# [WORK TO BE COMPLETED]
Exactly the lines from the line that has "Output a JSON" through the final line below are to be retyped, and the pictures are not.

Data excerpts:
(begin)

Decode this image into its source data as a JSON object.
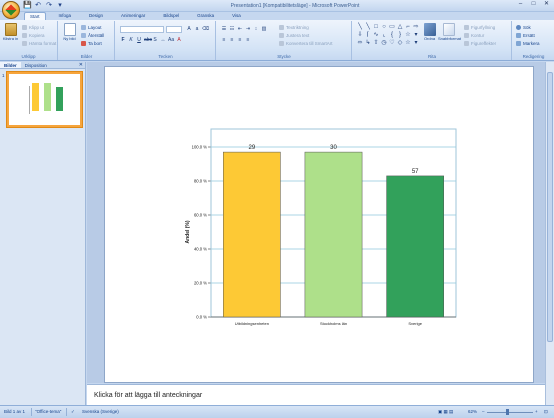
{
  "window": {
    "title": "Presentation1 [Kompatibilitetsläge] - Microsoft PowerPoint",
    "controls": [
      "–",
      "□",
      "✕"
    ]
  },
  "qat": [
    "💾",
    "↶",
    "↷",
    "▾"
  ],
  "tabs": [
    "Start",
    "Infoga",
    "Design",
    "Animeringar",
    "Bildspel",
    "Granska",
    "Visa"
  ],
  "active_tab": "Start",
  "ribbon": {
    "clipboard": {
      "paste": "Klistra in",
      "cut": "Klipp ut",
      "copy": "Kopiera",
      "format_painter": "Hämta format",
      "label": "Urklipp"
    },
    "slides": {
      "new_slide": "Ny bild",
      "layout": "Layout",
      "reset": "Återställ",
      "delete": "Ta bort",
      "label": "Bilder"
    },
    "font": {
      "family": "",
      "size": "",
      "label": "Tecken"
    },
    "paragraph": {
      "text_direction": "Textriktning",
      "align_text": "Justera text",
      "smartart": "Konvertera till SmartArt",
      "label": "Stycke"
    },
    "drawing": {
      "arrange": "Ordna",
      "quick_styles": "Snabbformat",
      "shape_fill": "Figurfyllning",
      "shape_outline": "Kontur",
      "shape_effects": "Figureffekter",
      "label": "Rita"
    },
    "editing": {
      "find": "Sök",
      "replace": "Ersätt",
      "select": "Markera",
      "label": "Redigering"
    }
  },
  "pane": {
    "tabs": [
      "Bilder",
      "Disposition"
    ],
    "slide_number": "1"
  },
  "chart_data": {
    "type": "bar",
    "categories": [
      "Utbildningsenheten",
      "Stockholms län",
      "Sverige"
    ],
    "values": [
      97,
      97,
      83
    ],
    "data_labels": [
      "29",
      "30",
      "57"
    ],
    "colors": [
      "#fdc935",
      "#aee08a",
      "#32a15b"
    ],
    "ylabel": "Andel (%)",
    "ylim": [
      0,
      100
    ],
    "yticks": [
      "0.0 %",
      "20.0 %",
      "40.0 %",
      "60.0 %",
      "80.0 %",
      "100.0 %"
    ],
    "grid": true
  },
  "notes": {
    "placeholder": "Klicka för att lägga till anteckningar"
  },
  "status": {
    "slide": "Bild 1 av 1",
    "theme": "\"Office-tema\"",
    "language": "Svenska (Sverige)",
    "zoom": "62%"
  }
}
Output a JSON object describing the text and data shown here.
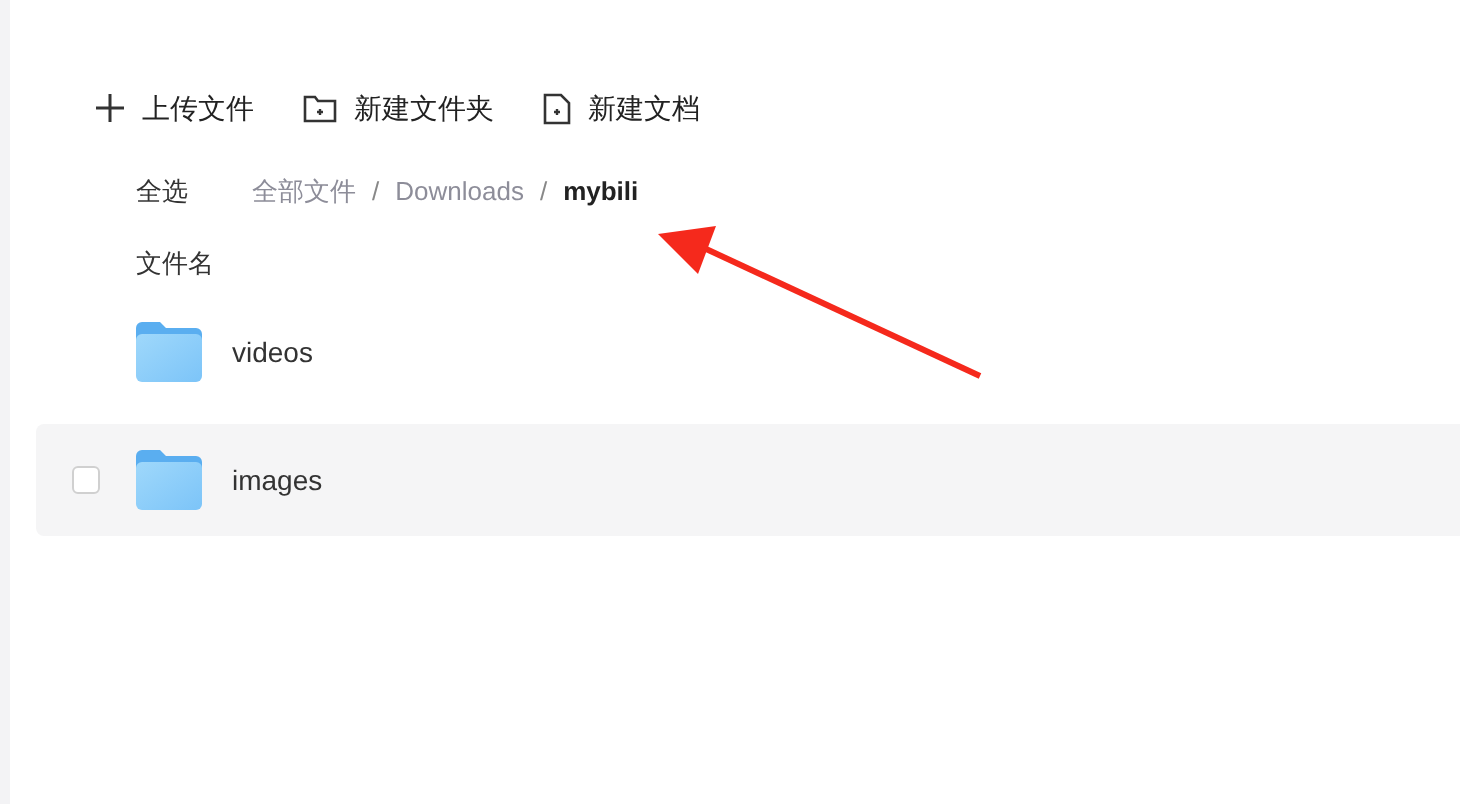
{
  "toolbar": [
    {
      "kind": "upload",
      "label": "上传文件"
    },
    {
      "kind": "new-folder",
      "label": "新建文件夹"
    },
    {
      "kind": "new-doc",
      "label": "新建文档"
    }
  ],
  "select_all": "全选",
  "breadcrumb": [
    {
      "label": "全部文件",
      "selected": false
    },
    {
      "label": "Downloads",
      "selected": false
    },
    {
      "label": "mybili",
      "selected": true
    }
  ],
  "breadcrumb_separator": "/",
  "column_header": "文件名",
  "rows": [
    {
      "name": "videos",
      "hovered": false
    },
    {
      "name": "images",
      "hovered": true,
      "checked": false
    }
  ],
  "annotations": [
    {
      "kind": "arrow"
    }
  ]
}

(end)

# [COMPLETE RESPONSE]
Output a JSON object describing the text and data shown here.
{
  "toolbar": [
    {
      "kind": "upload",
      "label": "上传文件"
    },
    {
      "kind": "new-folder",
      "label": "新建文件夹"
    },
    {
      "kind": "new-doc",
      "label": "新建文档"
    }
  ],
  "select_all": "全选",
  "breadcrumb": [
    {
      "label": "全部文件",
      "selected": false
    },
    {
      "label": "Downloads",
      "selected": false
    },
    {
      "label": "mybili",
      "selected": true
    }
  ],
  "breadcrumb_separator": "/",
  "column_header": "文件名",
  "rows": [
    {
      "name": "videos",
      "hovered": false
    },
    {
      "name": "images",
      "hovered": true,
      "checked": false
    }
  ],
  "annotations": [
    {
      "kind": "arrow"
    }
  ]
}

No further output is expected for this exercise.